◆ Assignment: Copy every line below. Do not alter any of them.

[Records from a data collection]
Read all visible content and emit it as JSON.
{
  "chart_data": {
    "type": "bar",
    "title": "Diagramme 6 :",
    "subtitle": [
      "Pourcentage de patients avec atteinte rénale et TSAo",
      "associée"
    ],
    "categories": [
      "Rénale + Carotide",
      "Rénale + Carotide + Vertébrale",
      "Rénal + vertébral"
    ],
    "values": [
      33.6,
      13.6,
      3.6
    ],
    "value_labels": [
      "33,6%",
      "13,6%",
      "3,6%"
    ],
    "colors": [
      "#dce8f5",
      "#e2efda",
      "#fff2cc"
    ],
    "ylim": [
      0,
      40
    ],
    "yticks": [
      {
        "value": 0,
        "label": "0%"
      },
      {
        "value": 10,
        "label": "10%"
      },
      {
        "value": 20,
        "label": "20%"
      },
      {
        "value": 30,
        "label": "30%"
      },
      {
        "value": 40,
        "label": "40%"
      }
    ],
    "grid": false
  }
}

◆ Exercise solution:
Read all visible content and emit it as JSON.
{
  "chart_data": {
    "type": "bar",
    "title": "Diagramme 6 :",
    "subtitle": [
      "Pourcentage de patients avec atteinte rénale et TSAo",
      "associée"
    ],
    "categories": [
      "Rénale + Carotide",
      "Rénale + Carotide + Vertébrale",
      "Rénal + vertébral"
    ],
    "values": [
      33.6,
      13.6,
      3.6
    ],
    "value_labels": [
      "33,6%",
      "13,6%",
      "3,6%"
    ],
    "colors": [
      "#dce8f5",
      "#e2efda",
      "#fff2cc"
    ],
    "ylim": [
      0,
      40
    ],
    "yticks": [
      {
        "value": 0,
        "label": "0%"
      },
      {
        "value": 10,
        "label": "10%"
      },
      {
        "value": 20,
        "label": "20%"
      },
      {
        "value": 30,
        "label": "30%"
      },
      {
        "value": 40,
        "label": "40%"
      }
    ],
    "grid": false
  }
}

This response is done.